*TEXT PROVIDED*.
Triple Chocolate Bundt Cake

The ultimate comfort food, the Triple Chocolate Bundt Cake combines rich chocolate flavors with a creamy cheesecake filling. Perfect for any occasion, this easy-to-make dessert will satisfy your cravings and impress your guests!
Prep Time 30 minutes
Cook Time 1 hour
Total Time 1 hour 30 minutes
Servings: 12 servings
Course: Desserts
Cuisine: American
Calories: 500

Ingredients
  

  • 4 ounces semi-sweet chocolate baking bar chopped
  • ½ cup whole milk
  • ¾ cup sour cream
  • 1 cup all-purpose flour
  • 1 tablespoon all-purpose flour
  • ½ cup unsweetened natural cocoa powder
  • ¾ teaspoon baking soda
  • ½ teaspoon sea salt
  • 8 tablespoons unsalted butter softened
  • 1 cup light brown sugar packed
  • cup light brown sugar packed
  • 2 teaspoons vanilla extract
  • 3 large eggs
  • 16 ounces cream cheese softened
  • 1 cup granulated sugar
  • 2 large eggs
  • 2 teaspoons vanilla extract
  • 2 ounces semi-sweet baking bar melted and cooled
  • 4 ounces semi-sweet baking bar chopped
  • ½ cup heavy cream

Equipment

  • Oven
  • Whisk
  • Baking Sheet
  • Food Processor
  • Mixing Bowl
  • Chef's Knife
  • Frying Pan
  • Large Pot

Method
 

  1. Preheat your oven to 350°F (175°C) and generously spray a 12-cup Bundt cake pan with cooking spray. For best results, use a pastry brush to cover every nook and cranny of the pan thoroughly.
  2. In a medium bowl, add the chopped chocolate and set it aside. This will be melted with the milk for that rich flavor.
  3. In a small saucepan, heat the whole milk until it’s just about to boil, ideally reaching about 170°F. Use a kitchen thermometer for precision. Once it’s hot, pour it over the chopped chocolate and let it stand for five minutes.
  4. After the chocolate has had time to melt, whisk the two together until smooth. Let the mixture cool at room temperature for an additional 10 to 15 minutes.

*TASK INSTRUCTIONS*.
1: In the chocolate Bundt cake recipe, what temperature should the milk ideally reach when heated?
2: Write the next steps of the chocolate Bundt cake recipe, starting after the last step shown.
The rows that come after this recipe are not needed.

*DATA LISTING*.
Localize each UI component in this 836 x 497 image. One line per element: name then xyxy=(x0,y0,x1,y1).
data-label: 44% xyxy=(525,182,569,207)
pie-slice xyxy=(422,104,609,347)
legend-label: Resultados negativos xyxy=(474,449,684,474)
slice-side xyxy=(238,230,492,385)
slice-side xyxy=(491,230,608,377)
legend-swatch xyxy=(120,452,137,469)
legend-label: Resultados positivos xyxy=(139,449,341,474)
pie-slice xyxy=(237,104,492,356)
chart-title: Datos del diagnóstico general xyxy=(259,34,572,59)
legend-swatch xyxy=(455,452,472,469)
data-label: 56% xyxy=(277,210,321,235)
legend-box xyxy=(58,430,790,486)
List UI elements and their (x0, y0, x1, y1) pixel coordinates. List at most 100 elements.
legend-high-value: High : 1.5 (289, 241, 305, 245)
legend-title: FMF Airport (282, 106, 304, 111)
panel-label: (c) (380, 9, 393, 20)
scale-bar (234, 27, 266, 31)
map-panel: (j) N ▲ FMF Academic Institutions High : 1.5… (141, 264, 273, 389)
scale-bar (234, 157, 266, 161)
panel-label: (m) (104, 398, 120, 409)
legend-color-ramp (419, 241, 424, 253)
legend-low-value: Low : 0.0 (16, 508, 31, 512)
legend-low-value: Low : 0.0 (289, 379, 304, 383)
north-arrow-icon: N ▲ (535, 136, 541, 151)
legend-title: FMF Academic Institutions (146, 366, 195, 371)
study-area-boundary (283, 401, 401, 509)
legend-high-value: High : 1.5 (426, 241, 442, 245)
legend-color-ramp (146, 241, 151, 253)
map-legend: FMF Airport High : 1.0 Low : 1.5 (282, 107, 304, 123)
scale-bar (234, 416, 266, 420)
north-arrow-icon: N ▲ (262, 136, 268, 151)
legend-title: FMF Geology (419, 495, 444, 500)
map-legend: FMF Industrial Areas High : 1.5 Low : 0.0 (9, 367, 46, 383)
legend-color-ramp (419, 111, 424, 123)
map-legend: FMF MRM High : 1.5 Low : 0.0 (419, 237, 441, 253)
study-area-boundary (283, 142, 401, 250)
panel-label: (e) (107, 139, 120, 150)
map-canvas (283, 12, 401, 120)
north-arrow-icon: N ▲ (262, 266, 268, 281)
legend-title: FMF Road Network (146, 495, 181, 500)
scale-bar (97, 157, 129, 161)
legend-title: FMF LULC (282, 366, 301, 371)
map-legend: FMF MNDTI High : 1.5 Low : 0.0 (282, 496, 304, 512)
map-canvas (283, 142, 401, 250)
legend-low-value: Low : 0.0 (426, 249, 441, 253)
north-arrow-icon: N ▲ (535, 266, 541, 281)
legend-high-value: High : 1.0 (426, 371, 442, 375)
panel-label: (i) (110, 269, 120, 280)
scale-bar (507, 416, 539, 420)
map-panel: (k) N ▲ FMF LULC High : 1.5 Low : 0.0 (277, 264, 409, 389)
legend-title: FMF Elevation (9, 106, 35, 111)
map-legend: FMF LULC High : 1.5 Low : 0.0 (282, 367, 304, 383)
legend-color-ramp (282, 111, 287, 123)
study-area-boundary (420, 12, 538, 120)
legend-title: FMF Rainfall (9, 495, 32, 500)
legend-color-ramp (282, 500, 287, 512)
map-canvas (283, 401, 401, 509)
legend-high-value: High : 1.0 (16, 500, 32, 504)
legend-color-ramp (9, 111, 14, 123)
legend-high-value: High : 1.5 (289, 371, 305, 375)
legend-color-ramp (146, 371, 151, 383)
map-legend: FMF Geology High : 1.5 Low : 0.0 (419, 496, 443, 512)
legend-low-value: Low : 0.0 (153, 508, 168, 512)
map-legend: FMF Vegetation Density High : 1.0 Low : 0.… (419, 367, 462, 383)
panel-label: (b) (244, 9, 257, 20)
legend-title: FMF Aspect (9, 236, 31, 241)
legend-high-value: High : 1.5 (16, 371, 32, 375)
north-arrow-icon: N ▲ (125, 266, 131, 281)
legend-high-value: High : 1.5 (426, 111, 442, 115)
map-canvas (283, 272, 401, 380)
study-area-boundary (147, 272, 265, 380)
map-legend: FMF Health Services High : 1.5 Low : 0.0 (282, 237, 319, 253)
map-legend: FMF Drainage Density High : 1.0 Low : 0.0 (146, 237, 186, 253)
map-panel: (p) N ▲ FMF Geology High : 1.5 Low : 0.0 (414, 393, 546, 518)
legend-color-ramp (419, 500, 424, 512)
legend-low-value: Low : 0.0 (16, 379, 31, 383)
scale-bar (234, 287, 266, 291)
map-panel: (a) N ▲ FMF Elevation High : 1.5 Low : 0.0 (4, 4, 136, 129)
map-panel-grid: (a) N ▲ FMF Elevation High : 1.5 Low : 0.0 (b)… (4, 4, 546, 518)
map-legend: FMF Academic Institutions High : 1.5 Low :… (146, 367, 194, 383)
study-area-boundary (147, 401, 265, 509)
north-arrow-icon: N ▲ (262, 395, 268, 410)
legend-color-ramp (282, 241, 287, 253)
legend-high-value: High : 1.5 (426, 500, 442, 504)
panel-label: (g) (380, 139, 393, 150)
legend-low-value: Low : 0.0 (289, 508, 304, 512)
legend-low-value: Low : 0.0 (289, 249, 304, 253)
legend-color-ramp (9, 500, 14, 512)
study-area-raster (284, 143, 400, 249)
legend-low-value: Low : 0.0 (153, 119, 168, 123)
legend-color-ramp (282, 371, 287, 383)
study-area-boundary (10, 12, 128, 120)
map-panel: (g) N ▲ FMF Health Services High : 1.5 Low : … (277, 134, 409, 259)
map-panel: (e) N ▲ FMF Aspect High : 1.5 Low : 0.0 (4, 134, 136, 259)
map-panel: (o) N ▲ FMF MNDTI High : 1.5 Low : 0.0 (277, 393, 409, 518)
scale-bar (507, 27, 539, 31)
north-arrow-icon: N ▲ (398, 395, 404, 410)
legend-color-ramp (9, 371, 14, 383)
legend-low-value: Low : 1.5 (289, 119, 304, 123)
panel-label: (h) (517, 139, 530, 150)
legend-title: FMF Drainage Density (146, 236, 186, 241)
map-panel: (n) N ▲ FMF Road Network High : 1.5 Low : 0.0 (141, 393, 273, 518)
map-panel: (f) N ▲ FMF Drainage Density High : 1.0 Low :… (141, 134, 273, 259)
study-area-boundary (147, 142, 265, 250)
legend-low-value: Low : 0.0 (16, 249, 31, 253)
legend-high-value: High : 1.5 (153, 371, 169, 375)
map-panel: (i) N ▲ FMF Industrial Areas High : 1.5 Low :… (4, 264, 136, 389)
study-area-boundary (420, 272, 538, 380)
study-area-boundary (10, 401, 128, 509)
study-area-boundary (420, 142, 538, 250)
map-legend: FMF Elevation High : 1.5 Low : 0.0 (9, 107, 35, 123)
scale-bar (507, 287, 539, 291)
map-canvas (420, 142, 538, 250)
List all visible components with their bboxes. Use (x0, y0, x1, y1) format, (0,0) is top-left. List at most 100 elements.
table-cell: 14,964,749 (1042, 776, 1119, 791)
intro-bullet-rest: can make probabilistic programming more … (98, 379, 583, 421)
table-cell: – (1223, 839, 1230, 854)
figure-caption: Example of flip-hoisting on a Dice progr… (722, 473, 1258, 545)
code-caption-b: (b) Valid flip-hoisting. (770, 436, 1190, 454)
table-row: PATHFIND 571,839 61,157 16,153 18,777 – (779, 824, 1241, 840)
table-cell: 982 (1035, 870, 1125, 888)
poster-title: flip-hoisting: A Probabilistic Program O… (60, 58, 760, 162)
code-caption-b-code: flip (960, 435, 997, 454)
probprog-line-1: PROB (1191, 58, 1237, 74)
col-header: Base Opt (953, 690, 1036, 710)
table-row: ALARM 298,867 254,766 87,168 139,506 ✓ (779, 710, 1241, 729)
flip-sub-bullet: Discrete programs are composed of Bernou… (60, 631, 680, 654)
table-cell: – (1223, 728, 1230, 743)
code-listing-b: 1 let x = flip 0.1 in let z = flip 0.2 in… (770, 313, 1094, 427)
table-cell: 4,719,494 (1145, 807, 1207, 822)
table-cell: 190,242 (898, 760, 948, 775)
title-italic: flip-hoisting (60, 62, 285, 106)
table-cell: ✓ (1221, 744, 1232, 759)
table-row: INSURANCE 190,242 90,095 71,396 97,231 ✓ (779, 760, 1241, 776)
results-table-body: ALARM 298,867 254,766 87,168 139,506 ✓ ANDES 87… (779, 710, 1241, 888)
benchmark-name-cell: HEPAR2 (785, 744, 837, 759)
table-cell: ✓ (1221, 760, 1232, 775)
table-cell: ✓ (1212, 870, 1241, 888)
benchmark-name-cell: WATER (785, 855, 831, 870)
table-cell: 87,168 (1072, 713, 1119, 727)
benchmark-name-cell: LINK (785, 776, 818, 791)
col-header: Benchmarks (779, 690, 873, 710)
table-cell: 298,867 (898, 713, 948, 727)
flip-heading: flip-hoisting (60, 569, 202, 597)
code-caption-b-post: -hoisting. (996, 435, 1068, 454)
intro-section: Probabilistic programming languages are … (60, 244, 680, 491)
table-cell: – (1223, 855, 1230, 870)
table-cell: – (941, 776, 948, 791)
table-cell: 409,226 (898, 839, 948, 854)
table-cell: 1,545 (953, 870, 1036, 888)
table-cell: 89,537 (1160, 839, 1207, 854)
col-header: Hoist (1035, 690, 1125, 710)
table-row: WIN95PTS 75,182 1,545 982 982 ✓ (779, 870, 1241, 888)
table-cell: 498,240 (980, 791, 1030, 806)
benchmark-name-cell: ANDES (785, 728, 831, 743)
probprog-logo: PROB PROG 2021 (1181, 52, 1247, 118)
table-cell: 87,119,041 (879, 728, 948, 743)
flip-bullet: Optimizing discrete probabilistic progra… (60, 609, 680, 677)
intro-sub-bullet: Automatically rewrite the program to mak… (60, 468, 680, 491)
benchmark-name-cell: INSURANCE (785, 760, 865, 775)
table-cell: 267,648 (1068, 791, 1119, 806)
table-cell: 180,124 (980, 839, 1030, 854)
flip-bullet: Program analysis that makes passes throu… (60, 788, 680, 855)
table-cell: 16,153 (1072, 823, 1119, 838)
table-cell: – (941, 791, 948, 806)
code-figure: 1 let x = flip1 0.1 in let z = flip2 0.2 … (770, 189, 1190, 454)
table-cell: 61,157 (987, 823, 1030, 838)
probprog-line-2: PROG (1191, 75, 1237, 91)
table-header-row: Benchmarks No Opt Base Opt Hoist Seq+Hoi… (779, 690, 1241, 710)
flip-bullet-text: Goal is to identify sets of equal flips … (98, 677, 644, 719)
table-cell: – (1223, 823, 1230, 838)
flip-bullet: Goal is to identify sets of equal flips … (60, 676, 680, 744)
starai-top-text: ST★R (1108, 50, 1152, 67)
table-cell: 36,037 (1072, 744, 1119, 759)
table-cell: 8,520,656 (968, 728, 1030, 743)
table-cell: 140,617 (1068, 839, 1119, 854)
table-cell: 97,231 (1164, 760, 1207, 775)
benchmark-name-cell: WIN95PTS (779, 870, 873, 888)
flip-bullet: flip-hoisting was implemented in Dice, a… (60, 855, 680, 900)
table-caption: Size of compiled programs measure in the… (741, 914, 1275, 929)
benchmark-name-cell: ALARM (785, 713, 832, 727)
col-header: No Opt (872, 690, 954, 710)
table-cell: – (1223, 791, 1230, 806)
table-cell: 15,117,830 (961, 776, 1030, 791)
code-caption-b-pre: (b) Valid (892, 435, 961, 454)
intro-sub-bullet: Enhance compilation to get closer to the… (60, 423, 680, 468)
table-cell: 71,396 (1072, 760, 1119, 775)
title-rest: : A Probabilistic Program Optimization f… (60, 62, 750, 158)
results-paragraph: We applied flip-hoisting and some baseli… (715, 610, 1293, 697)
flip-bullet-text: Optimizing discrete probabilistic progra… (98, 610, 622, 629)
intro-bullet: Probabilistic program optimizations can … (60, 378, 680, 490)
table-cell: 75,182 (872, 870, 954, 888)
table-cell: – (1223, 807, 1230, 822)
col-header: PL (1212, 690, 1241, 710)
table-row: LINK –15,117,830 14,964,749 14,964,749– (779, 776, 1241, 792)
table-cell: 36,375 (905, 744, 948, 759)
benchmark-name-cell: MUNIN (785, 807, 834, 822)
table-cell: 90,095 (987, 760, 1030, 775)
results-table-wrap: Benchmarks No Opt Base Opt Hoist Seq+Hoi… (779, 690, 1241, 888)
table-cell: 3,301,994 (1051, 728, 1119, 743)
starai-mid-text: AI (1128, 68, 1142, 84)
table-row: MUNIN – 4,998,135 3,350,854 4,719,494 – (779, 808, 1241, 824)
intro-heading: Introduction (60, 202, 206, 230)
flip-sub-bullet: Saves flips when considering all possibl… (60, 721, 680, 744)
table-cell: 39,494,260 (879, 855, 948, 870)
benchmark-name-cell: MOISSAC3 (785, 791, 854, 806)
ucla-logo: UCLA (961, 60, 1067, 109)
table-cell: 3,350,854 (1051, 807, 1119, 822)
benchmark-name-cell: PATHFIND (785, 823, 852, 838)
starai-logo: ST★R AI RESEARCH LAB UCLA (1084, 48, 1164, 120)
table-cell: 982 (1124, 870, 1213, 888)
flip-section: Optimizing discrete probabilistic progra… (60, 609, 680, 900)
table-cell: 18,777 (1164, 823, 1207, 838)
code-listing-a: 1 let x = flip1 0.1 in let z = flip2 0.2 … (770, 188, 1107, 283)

*OUTPUTS FOR THE TASKS*.
1: About 170°F.

2:
  5. In another medium bowl, combine the flour, cocoa powder, baking soda, and sea salt. Whisk them together and set this bowl aside as well.
  6. In a stand mixer fitted with a paddle attachment, beat the butter and brown sugar on high speed for about two minutes until they are combined. The mixture will be crumbly rather than smooth, which is perfectly fine.
  7. Add the vanilla extract and eggs one at a time, mixing well after each addition. Don’t forget to scrape down the sides of the bowl frequently.
  8. Add half of the dry ingredients (the flour mixture) and half of the cooled chocolate mixture to the mixing bowl. Mix until just combined.
  9. Repeat with the remaining dry ingredients and chocolate mixture. Be careful not to overmix; you want a nice, smooth batter without lumps.
  10. For the cheesecake filling, beat the cream cheese in a separate medium bowl until very smooth. To achieve this, ensure your cream cheese is at room temperature before you start.
  11. Add the granulated sugar to the cream cheese and mix well.
  12. Add the eggs one at a time, beating well after each addition before adding the next. Finally, add the vanilla extract and melted chocolate, mixing until combined.
  13. To assemble, pour half of the chocolate batter into the prepared Bundt pan, smoothing the top. Then, gently pour the entire cheesecake filling over this layer.
  14. Top it off with the remaining chocolate batter, smoothing it out to cover the cheesecake filling completely.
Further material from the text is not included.